━━ RECORDS SUPPLIED

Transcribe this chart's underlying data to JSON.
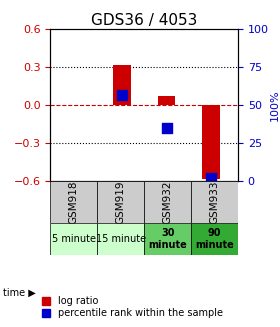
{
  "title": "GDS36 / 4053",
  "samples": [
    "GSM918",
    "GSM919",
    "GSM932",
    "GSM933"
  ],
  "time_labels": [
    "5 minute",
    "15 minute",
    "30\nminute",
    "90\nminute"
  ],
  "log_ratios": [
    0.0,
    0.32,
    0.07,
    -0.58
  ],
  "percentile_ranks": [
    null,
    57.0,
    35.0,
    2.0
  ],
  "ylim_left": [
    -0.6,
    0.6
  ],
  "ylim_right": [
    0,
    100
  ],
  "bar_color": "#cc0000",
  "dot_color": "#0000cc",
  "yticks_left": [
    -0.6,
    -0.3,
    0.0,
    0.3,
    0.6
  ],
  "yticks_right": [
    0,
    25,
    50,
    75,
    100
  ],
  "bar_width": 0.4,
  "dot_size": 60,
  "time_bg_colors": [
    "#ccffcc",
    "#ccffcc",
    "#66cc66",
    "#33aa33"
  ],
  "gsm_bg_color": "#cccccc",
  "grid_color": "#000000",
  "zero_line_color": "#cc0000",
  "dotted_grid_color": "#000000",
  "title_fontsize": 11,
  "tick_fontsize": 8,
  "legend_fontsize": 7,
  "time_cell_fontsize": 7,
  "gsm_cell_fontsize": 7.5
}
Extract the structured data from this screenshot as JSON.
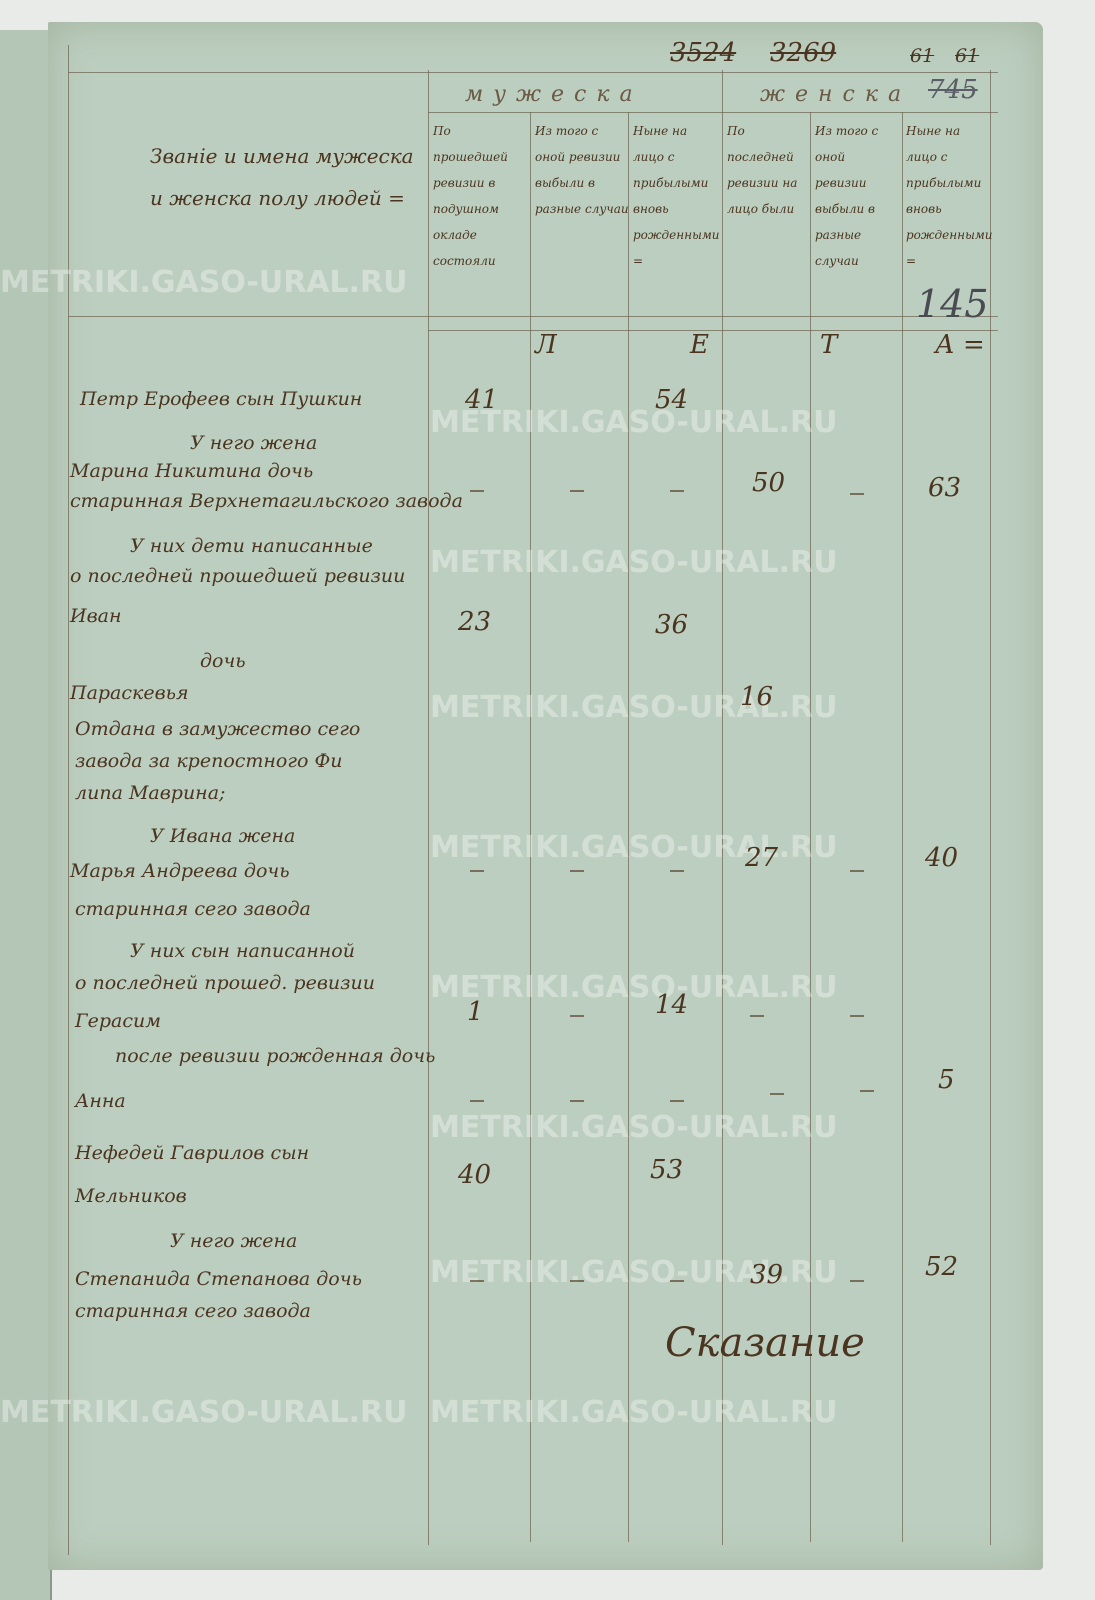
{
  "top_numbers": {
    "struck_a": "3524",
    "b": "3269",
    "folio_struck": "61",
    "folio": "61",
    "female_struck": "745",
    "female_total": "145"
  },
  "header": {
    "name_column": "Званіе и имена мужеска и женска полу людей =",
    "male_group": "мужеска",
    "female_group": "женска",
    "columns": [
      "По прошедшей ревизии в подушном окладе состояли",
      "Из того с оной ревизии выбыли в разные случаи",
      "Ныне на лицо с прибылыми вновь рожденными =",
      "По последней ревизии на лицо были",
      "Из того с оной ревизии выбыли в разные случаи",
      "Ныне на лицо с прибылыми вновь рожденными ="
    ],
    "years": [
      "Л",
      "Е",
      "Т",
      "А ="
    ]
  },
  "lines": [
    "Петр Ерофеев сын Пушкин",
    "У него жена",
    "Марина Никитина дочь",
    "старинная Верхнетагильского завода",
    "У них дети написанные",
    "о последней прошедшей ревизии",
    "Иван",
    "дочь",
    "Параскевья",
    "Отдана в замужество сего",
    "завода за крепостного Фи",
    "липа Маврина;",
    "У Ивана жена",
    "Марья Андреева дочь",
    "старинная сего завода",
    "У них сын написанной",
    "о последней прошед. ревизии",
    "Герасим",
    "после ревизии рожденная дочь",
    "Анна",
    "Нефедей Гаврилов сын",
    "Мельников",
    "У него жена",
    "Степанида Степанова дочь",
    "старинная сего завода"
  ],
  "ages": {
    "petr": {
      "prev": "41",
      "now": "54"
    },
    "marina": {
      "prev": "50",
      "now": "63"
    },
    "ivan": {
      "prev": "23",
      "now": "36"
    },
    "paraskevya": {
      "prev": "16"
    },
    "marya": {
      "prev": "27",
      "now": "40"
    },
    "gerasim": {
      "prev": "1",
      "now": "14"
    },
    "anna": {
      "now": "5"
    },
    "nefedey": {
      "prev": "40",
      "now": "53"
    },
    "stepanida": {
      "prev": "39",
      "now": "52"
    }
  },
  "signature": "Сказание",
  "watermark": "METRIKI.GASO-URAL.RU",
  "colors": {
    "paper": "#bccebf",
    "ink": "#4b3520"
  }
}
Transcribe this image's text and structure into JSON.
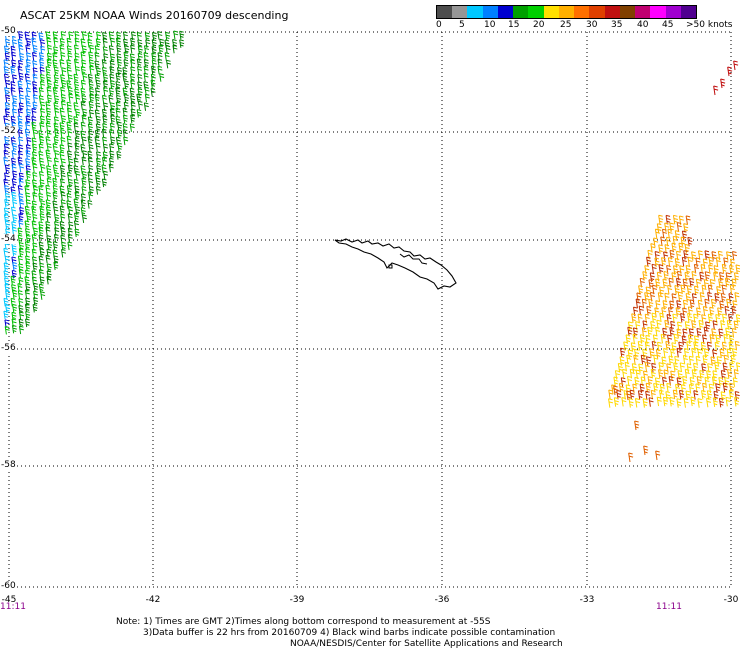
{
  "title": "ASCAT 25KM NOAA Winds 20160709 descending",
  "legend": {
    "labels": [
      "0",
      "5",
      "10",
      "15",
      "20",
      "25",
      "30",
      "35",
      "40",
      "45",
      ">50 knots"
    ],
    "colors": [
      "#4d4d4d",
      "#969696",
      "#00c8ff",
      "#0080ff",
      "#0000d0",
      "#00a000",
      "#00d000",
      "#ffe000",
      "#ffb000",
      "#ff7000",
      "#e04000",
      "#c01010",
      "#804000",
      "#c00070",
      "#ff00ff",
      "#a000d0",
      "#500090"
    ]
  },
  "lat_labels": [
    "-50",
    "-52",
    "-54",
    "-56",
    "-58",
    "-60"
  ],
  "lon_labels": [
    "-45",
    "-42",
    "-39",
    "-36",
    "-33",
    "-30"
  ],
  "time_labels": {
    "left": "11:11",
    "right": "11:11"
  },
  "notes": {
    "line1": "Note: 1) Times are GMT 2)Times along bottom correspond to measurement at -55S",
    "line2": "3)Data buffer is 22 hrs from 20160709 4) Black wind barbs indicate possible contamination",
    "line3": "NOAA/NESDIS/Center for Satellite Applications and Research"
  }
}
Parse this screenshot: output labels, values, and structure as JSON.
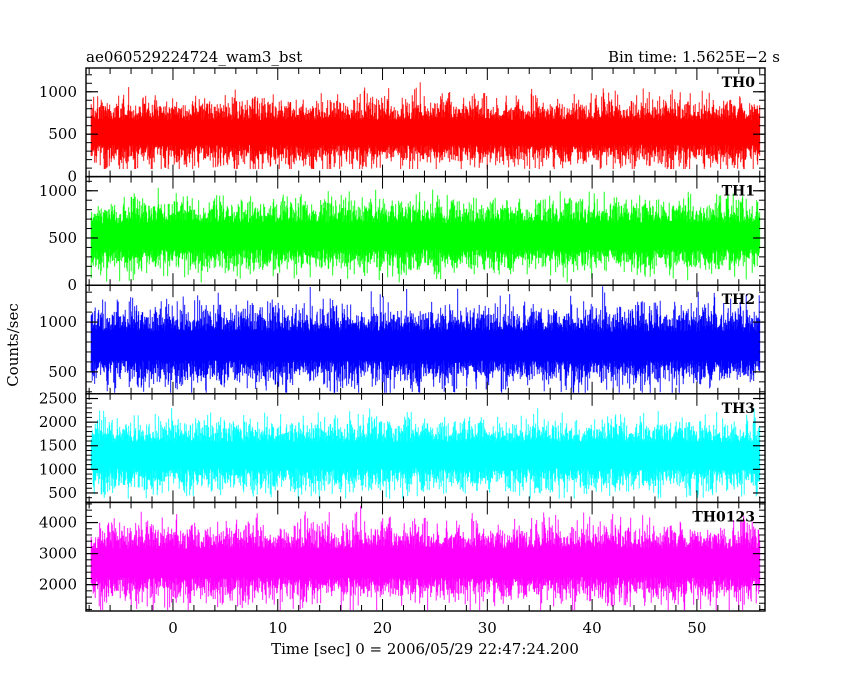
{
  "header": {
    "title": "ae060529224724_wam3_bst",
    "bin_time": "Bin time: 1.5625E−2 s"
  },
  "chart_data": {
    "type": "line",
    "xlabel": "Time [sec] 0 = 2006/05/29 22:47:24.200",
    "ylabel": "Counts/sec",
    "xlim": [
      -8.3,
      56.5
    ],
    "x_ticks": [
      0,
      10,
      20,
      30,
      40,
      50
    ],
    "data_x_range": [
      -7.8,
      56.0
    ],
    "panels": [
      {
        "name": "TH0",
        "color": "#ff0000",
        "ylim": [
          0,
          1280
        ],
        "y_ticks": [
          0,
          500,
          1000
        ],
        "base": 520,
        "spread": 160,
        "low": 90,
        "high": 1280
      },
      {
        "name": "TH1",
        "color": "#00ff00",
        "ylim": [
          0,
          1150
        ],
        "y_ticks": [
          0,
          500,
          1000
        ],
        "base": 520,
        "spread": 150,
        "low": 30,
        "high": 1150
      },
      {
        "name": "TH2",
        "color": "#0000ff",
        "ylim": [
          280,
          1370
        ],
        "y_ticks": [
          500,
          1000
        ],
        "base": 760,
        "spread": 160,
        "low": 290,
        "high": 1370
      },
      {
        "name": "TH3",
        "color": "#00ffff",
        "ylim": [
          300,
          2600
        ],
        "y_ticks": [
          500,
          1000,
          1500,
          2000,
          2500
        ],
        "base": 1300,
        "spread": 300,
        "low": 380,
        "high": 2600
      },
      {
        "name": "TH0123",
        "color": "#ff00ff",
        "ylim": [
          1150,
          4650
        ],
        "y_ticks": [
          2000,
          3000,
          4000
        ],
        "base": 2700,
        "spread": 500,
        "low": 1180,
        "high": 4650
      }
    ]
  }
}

━━━━

REQUIRED WORK
Filter the records above for "spread" and copy every matching line.

RESULT FOR THIS EXERCISE
        "spread": 160,
        "spread": 150,
        "spread": 160,
        "spread": 300,
        "spread": 500,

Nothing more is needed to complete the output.